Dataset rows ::
*****

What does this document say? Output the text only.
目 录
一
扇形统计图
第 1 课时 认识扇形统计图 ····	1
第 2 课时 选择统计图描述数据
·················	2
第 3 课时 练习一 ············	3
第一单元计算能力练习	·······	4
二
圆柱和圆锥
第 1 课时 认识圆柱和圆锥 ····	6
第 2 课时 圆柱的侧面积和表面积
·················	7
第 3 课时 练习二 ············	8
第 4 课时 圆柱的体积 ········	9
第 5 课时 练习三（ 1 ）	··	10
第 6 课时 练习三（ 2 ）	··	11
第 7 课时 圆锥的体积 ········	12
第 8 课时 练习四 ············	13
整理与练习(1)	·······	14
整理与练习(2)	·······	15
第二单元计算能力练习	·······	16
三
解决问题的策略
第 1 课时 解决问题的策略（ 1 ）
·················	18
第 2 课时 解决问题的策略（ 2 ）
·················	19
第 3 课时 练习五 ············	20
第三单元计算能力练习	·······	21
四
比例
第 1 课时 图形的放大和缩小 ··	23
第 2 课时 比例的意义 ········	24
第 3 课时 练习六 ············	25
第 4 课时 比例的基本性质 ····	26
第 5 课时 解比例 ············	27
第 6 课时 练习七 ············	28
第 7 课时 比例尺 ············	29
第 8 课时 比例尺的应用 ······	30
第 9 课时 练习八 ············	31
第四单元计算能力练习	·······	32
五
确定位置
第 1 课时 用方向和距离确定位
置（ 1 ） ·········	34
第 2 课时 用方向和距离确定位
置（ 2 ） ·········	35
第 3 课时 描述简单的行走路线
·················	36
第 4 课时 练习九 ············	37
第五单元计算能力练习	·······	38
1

*****

Exercise directions :: Output all of the material, please, exactly as it stands.

Exercise output ::
What does this document say? Output the text only.
目 录
一
扇形统计图
第 1 课时 认识扇形统计图 ····	1
第 2 课时 选择统计图描述数据
·················	2
第 3 课时 练习一 ············	3
第一单元计算能力练习	·······	4
二
圆柱和圆锥
第 1 课时 认识圆柱和圆锥 ····	6
第 2 课时 圆柱的侧面积和表面积
·················	7
第 3 课时 练习二 ············	8
第 4 课时 圆柱的体积 ········	9
第 5 课时 练习三（ 1 ）	··	10
第 6 课时 练习三（ 2 ）	··	11
第 7 课时 圆锥的体积 ········	12
第 8 课时 练习四 ············	13
整理与练习(1)	·······	14
整理与练习(2)	·······	15
第二单元计算能力练习	·······	16
三
解决问题的策略
第 1 课时 解决问题的策略（ 1 ）
·················	18
第 2 课时 解决问题的策略（ 2 ）
·················	19
第 3 课时 练习五 ············	20
第三单元计算能力练习	·······	21
四
比例
第 1 课时 图形的放大和缩小 ··	23
第 2 课时 比例的意义 ········	24
第 3 课时 练习六 ············	25
第 4 课时 比例的基本性质 ····	26
第 5 课时 解比例 ············	27
第 6 课时 练习七 ············	28
第 7 课时 比例尺 ············	29
第 8 课时 比例尺的应用 ······	30
第 9 课时 练习八 ············	31
第四单元计算能力练习	·······	32
五
确定位置
第 1 课时 用方向和距离确定位
置（ 1 ） ·········	34
第 2 课时 用方向和距离确定位
置（ 2 ） ·········	35
第 3 课时 描述简单的行走路线
·················	36
第 4 课时 练习九 ············	37
第五单元计算能力练习	·······	38
1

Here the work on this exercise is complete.